* [Task details] Quote every line below exactly as it reads.
------------------------------------------------
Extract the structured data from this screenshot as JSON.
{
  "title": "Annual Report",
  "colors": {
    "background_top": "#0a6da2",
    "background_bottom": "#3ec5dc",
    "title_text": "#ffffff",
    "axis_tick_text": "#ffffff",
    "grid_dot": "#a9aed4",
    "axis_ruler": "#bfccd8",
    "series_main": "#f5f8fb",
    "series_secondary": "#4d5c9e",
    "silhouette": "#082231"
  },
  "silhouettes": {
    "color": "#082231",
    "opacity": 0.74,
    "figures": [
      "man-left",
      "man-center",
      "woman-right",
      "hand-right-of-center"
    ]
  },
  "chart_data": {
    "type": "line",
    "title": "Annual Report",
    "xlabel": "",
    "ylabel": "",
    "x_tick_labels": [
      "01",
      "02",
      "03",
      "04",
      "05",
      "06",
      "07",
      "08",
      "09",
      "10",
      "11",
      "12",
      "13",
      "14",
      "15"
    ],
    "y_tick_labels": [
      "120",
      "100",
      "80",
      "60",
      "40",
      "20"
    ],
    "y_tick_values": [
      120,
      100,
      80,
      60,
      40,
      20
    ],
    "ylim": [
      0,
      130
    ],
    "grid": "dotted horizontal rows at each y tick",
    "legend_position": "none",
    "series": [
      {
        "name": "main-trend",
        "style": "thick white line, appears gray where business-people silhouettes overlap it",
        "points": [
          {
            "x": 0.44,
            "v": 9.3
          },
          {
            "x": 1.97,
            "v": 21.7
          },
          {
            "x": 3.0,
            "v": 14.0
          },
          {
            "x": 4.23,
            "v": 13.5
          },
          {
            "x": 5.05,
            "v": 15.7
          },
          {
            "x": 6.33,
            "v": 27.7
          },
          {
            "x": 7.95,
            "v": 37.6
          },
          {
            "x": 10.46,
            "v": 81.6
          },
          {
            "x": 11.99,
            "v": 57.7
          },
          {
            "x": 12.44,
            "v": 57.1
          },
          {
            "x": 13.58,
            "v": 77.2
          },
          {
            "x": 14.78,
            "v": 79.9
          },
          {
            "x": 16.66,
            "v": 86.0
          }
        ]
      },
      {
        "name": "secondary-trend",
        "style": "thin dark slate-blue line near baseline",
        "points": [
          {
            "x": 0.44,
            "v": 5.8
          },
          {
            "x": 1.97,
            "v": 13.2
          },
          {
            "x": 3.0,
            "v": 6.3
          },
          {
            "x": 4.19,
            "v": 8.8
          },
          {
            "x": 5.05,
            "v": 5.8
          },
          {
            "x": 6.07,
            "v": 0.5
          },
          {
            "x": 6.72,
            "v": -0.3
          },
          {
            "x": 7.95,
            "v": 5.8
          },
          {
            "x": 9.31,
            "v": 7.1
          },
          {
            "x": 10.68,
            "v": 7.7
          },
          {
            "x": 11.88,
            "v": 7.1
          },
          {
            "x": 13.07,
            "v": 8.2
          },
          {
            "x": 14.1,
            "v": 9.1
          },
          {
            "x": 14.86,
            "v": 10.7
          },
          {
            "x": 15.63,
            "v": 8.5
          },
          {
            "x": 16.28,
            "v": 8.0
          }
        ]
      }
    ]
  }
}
------------------------------------------------
* [Task output]
Extract the structured data from this screenshot as JSON.
{
  "title": "Annual Report",
  "colors": {
    "background_top": "#0a6da2",
    "background_bottom": "#3ec5dc",
    "title_text": "#ffffff",
    "axis_tick_text": "#ffffff",
    "grid_dot": "#a9aed4",
    "axis_ruler": "#bfccd8",
    "series_main": "#f5f8fb",
    "series_secondary": "#4d5c9e",
    "silhouette": "#082231"
  },
  "silhouettes": {
    "color": "#082231",
    "opacity": 0.74,
    "figures": [
      "man-left",
      "man-center",
      "woman-right",
      "hand-right-of-center"
    ]
  },
  "chart_data": {
    "type": "line",
    "title": "Annual Report",
    "xlabel": "",
    "ylabel": "",
    "x_tick_labels": [
      "01",
      "02",
      "03",
      "04",
      "05",
      "06",
      "07",
      "08",
      "09",
      "10",
      "11",
      "12",
      "13",
      "14",
      "15"
    ],
    "y_tick_labels": [
      "120",
      "100",
      "80",
      "60",
      "40",
      "20"
    ],
    "y_tick_values": [
      120,
      100,
      80,
      60,
      40,
      20
    ],
    "ylim": [
      0,
      130
    ],
    "grid": "dotted horizontal rows at each y tick",
    "legend_position": "none",
    "series": [
      {
        "name": "main-trend",
        "style": "thick white line, appears gray where business-people silhouettes overlap it",
        "points": [
          {
            "x": 0.44,
            "v": 9.3
          },
          {
            "x": 1.97,
            "v": 21.7
          },
          {
            "x": 3.0,
            "v": 14.0
          },
          {
            "x": 4.23,
            "v": 13.5
          },
          {
            "x": 5.05,
            "v": 15.7
          },
          {
            "x": 6.33,
            "v": 27.7
          },
          {
            "x": 7.95,
            "v": 37.6
          },
          {
            "x": 10.46,
            "v": 81.6
          },
          {
            "x": 11.99,
            "v": 57.7
          },
          {
            "x": 12.44,
            "v": 57.1
          },
          {
            "x": 13.58,
            "v": 77.2
          },
          {
            "x": 14.78,
            "v": 79.9
          },
          {
            "x": 16.66,
            "v": 86.0
          }
        ]
      },
      {
        "name": "secondary-trend",
        "style": "thin dark slate-blue line near baseline",
        "points": [
          {
            "x": 0.44,
            "v": 5.8
          },
          {
            "x": 1.97,
            "v": 13.2
          },
          {
            "x": 3.0,
            "v": 6.3
          },
          {
            "x": 4.19,
            "v": 8.8
          },
          {
            "x": 5.05,
            "v": 5.8
          },
          {
            "x": 6.07,
            "v": 0.5
          },
          {
            "x": 6.72,
            "v": -0.3
          },
          {
            "x": 7.95,
            "v": 5.8
          },
          {
            "x": 9.31,
            "v": 7.1
          },
          {
            "x": 10.68,
            "v": 7.7
          },
          {
            "x": 11.88,
            "v": 7.1
          },
          {
            "x": 13.07,
            "v": 8.2
          },
          {
            "x": 14.1,
            "v": 9.1
          },
          {
            "x": 14.86,
            "v": 10.7
          },
          {
            "x": 15.63,
            "v": 8.5
          },
          {
            "x": 16.28,
            "v": 8.0
          }
        ]
      }
    ]
  }
}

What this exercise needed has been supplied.